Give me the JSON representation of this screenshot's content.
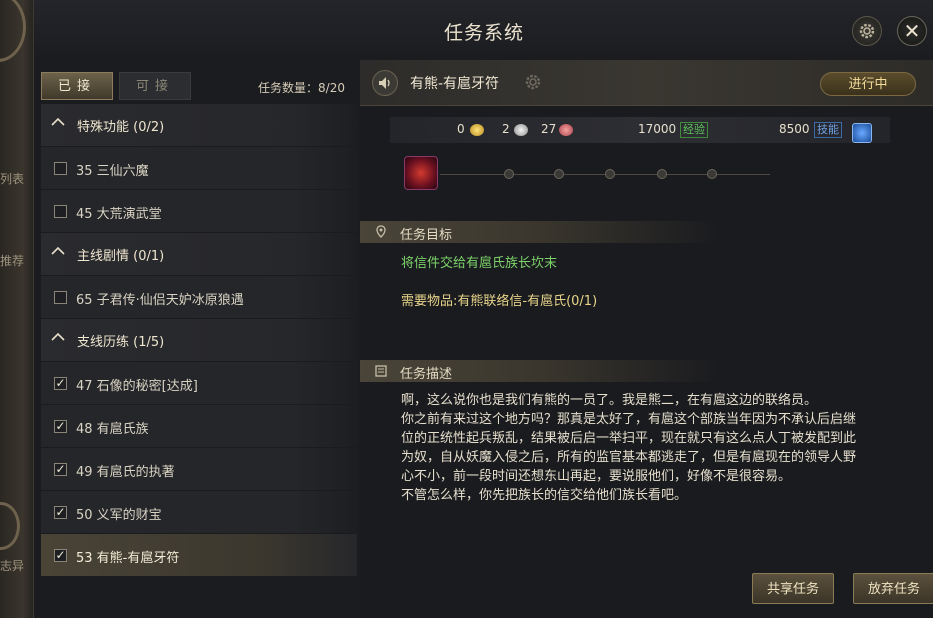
{
  "window": {
    "title": "任务系统"
  },
  "side_menu": {
    "item_1": "列表",
    "item_2": "推荐",
    "item_3": "志异"
  },
  "tabs": {
    "accepted": "已接",
    "available": "可接"
  },
  "quest_count": "任务数量：8/20",
  "quest_list": [
    {
      "type": "category",
      "label": "特殊功能 (0/2)"
    },
    {
      "type": "quest",
      "label": "35 三仙六魔",
      "checked": false
    },
    {
      "type": "quest",
      "label": "45 大荒演武堂",
      "checked": false
    },
    {
      "type": "category",
      "label": "主线剧情 (0/1)"
    },
    {
      "type": "quest",
      "label": "65 子君传·仙侣天妒冰原狼遇",
      "checked": false
    },
    {
      "type": "category",
      "label": "支线历练 (1/5)"
    },
    {
      "type": "quest",
      "label": "47 石像的秘密[达成]",
      "checked": true
    },
    {
      "type": "quest",
      "label": "48 有扈氏族",
      "checked": true
    },
    {
      "type": "quest",
      "label": "49 有扈氏的执著",
      "checked": true
    },
    {
      "type": "quest",
      "label": "50 义军的财宝",
      "checked": true
    },
    {
      "type": "quest",
      "label": "53 有熊-有扈牙符",
      "checked": true,
      "selected": true
    }
  ],
  "quest_detail": {
    "name": "有熊-有扈牙符",
    "status": "进行中",
    "rewards": {
      "gold": "0",
      "silver": "2",
      "copper": "27",
      "exp": "17000",
      "exp_label": "经验",
      "skill": "8500",
      "skill_label": "技能"
    },
    "goal_title": "任务目标",
    "goal": "将信件交给有扈氏族长坎末",
    "required": "需要物品:有熊联络信-有扈氏(0/1)",
    "desc_title": "任务描述",
    "description": [
      "啊，这么说你也是我们有熊的一员了。我是熊二，在有扈这边的联络员。",
      "你之前有来过这个地方吗？那真是太好了，有扈这个部族当年因为不承认后启继",
      "位的正统性起兵叛乱，结果被后启一举扫平，现在就只有这么点人丁被发配到此",
      "为奴，自从妖魔入侵之后，所有的监官基本都逃走了，但是有扈现在的领导人野",
      "心不小，前一段时间还想东山再起，要说服他们，好像不是很容易。",
      "不管怎么样，你先把族长的信交给他们族长看吧。"
    ]
  },
  "buttons": {
    "share": "共享任务",
    "abandon": "放弃任务"
  },
  "colors": {
    "goal_green": "#7dd36a",
    "required_yellow": "#e8d48a",
    "accent_gold": "#f2dc9a"
  }
}
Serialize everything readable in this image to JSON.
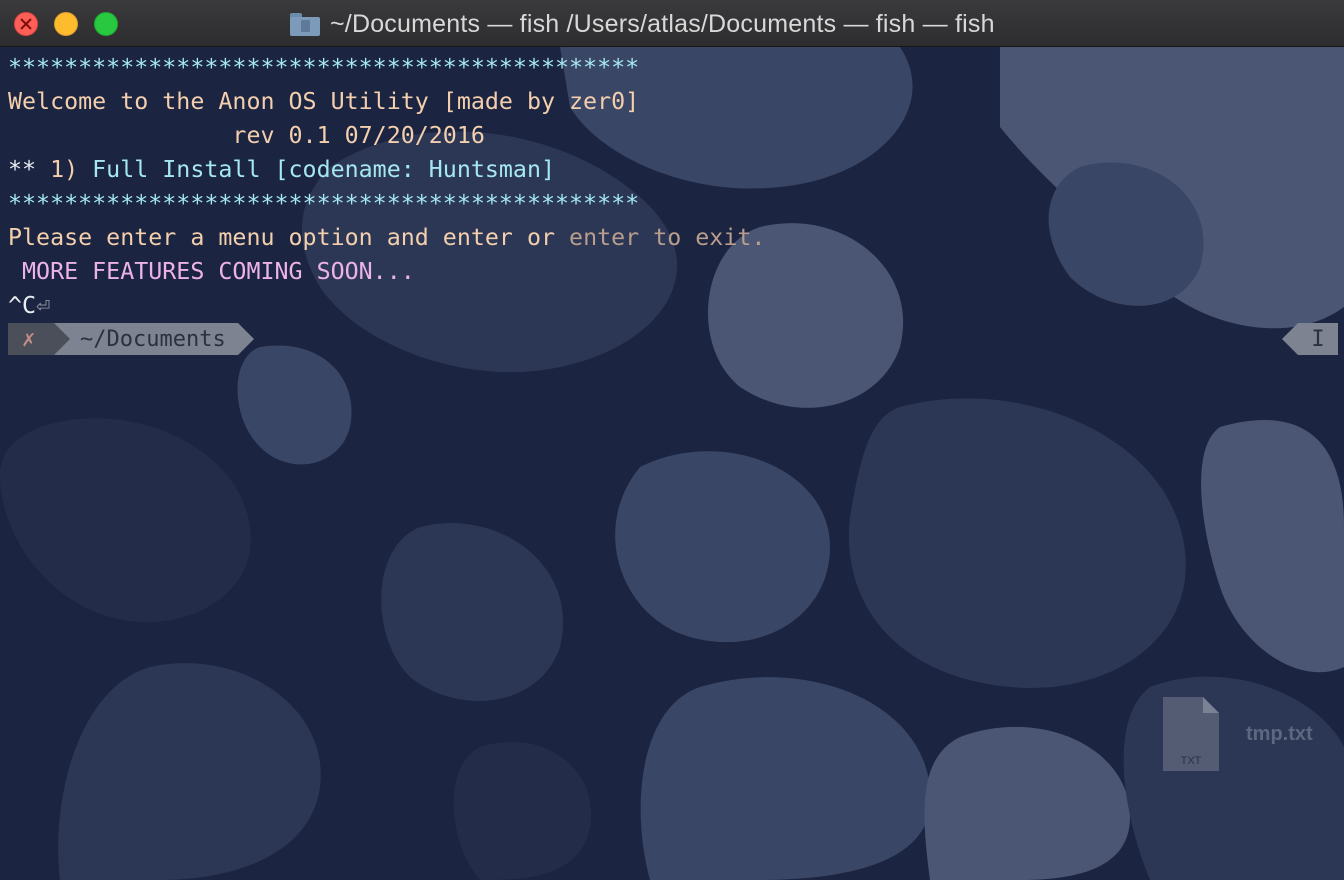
{
  "window": {
    "title": "~/Documents — fish  /Users/atlas/Documents — fish — fish",
    "folder_icon": "folder-document-icon",
    "controls": [
      "close",
      "minimize",
      "zoom"
    ]
  },
  "terminal": {
    "lines": [
      {
        "segments": [
          {
            "text": "*********************************************",
            "color": "#a5e8f0"
          }
        ]
      },
      {
        "segments": [
          {
            "text": "Welcome to the Anon OS Utility [made by zer0]",
            "color": "#f3cfae"
          }
        ]
      },
      {
        "segments": [
          {
            "text": "                rev 0.1 07/20/2016",
            "color": "#f3cfae"
          }
        ]
      },
      {
        "segments": [
          {
            "text": "** ",
            "color": "#e9ecf1"
          },
          {
            "text": "1) ",
            "color": "#f3cfae"
          },
          {
            "text": "Full Install [codename: Huntsman]",
            "color": "#a5e8f0"
          }
        ]
      },
      {
        "segments": [
          {
            "text": "*********************************************",
            "color": "#a5e8f0"
          }
        ]
      },
      {
        "segments": [
          {
            "text": "Please enter a menu option and enter or ",
            "color": "#f3cfae"
          },
          {
            "text": "enter to exit.",
            "color": "#b99d8d"
          }
        ]
      },
      {
        "segments": [
          {
            "text": " MORE FEATURES COMING SOON...",
            "color": "#ecb2ea"
          }
        ]
      },
      {
        "segments": [
          {
            "text": "^C",
            "color": "#e9ecf1"
          },
          {
            "text": "⏎",
            "color": "#9aa1ad"
          }
        ]
      }
    ],
    "prompt": {
      "status_symbol": "✗",
      "path": "~/Documents",
      "right_indicator": "I"
    }
  },
  "desktop_file": {
    "name": "tmp.txt",
    "type_label": "TXT",
    "icon": "text-file-icon"
  }
}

● WHAT IS BEING ASKED:
Extract the text of all the records above verbatim, excluding pictures.

● OUTPUT OF THE EXERCISE:
Give me the JSON representation of this screenshot's content.
{
  "window": {
    "title": "任务系统"
  },
  "side_menu": {
    "item_1": "列表",
    "item_2": "推荐",
    "item_3": "志异"
  },
  "tabs": {
    "accepted": "已接",
    "available": "可接"
  },
  "quest_count": "任务数量：8/20",
  "quest_list": [
    {
      "type": "category",
      "label": "特殊功能 (0/2)"
    },
    {
      "type": "quest",
      "label": "35 三仙六魔",
      "checked": false
    },
    {
      "type": "quest",
      "label": "45 大荒演武堂",
      "checked": false
    },
    {
      "type": "category",
      "label": "主线剧情 (0/1)"
    },
    {
      "type": "quest",
      "label": "65 子君传·仙侣天妒冰原狼遇",
      "checked": false
    },
    {
      "type": "category",
      "label": "支线历练 (1/5)"
    },
    {
      "type": "quest",
      "label": "47 石像的秘密[达成]",
      "checked": true
    },
    {
      "type": "quest",
      "label": "48 有扈氏族",
      "checked": true
    },
    {
      "type": "quest",
      "label": "49 有扈氏的执著",
      "checked": true
    },
    {
      "type": "quest",
      "label": "50 义军的财宝",
      "checked": true
    },
    {
      "type": "quest",
      "label": "53 有熊-有扈牙符",
      "checked": true,
      "selected": true
    }
  ],
  "quest_detail": {
    "name": "有熊-有扈牙符",
    "status": "进行中",
    "rewards": {
      "gold": "0",
      "silver": "2",
      "copper": "27",
      "exp": "17000",
      "exp_label": "经验",
      "skill": "8500",
      "skill_label": "技能"
    },
    "goal_title": "任务目标",
    "goal": "将信件交给有扈氏族长坎末",
    "required": "需要物品:有熊联络信-有扈氏(0/1)",
    "desc_title": "任务描述",
    "description": [
      "啊，这么说你也是我们有熊的一员了。我是熊二，在有扈这边的联络员。",
      "你之前有来过这个地方吗？那真是太好了，有扈这个部族当年因为不承认后启继",
      "位的正统性起兵叛乱，结果被后启一举扫平，现在就只有这么点人丁被发配到此",
      "为奴，自从妖魔入侵之后，所有的监官基本都逃走了，但是有扈现在的领导人野",
      "心不小，前一段时间还想东山再起，要说服他们，好像不是很容易。",
      "不管怎么样，你先把族长的信交给他们族长看吧。"
    ]
  },
  "buttons": {
    "share": "共享任务",
    "abandon": "放弃任务"
  },
  "colors": {
    "goal_green": "#7dd36a",
    "required_yellow": "#e8d48a",
    "accent_gold": "#f2dc9a"
  }
}
Serialize everything readable in this image to JSON.
{
  "window": {
    "title": "~/Documents — fish  /Users/atlas/Documents — fish — fish",
    "folder_icon": "folder-document-icon",
    "controls": [
      "close",
      "minimize",
      "zoom"
    ]
  },
  "terminal": {
    "lines": [
      {
        "segments": [
          {
            "text": "*********************************************",
            "color": "#a5e8f0"
          }
        ]
      },
      {
        "segments": [
          {
            "text": "Welcome to the Anon OS Utility [made by zer0]",
            "color": "#f3cfae"
          }
        ]
      },
      {
        "segments": [
          {
            "text": "                rev 0.1 07/20/2016",
            "color": "#f3cfae"
          }
        ]
      },
      {
        "segments": [
          {
            "text": "** ",
            "color": "#e9ecf1"
          },
          {
            "text": "1) ",
            "color": "#f3cfae"
          },
          {
            "text": "Full Install [codename: Huntsman]",
            "color": "#a5e8f0"
          }
        ]
      },
      {
        "segments": [
          {
            "text": "*********************************************",
            "color": "#a5e8f0"
          }
        ]
      },
      {
        "segments": [
          {
            "text": "Please enter a menu option and enter or ",
            "color": "#f3cfae"
          },
          {
            "text": "enter to exit.",
            "color": "#b99d8d"
          }
        ]
      },
      {
        "segments": [
          {
            "text": " MORE FEATURES COMING SOON...",
            "color": "#ecb2ea"
          }
        ]
      },
      {
        "segments": [
          {
            "text": "^C",
            "color": "#e9ecf1"
          },
          {
            "text": "⏎",
            "color": "#9aa1ad"
          }
        ]
      }
    ],
    "prompt": {
      "status_symbol": "✗",
      "path": "~/Documents",
      "right_indicator": "I"
    }
  },
  "desktop_file": {
    "name": "tmp.txt",
    "type_label": "TXT",
    "icon": "text-file-icon"
  }
}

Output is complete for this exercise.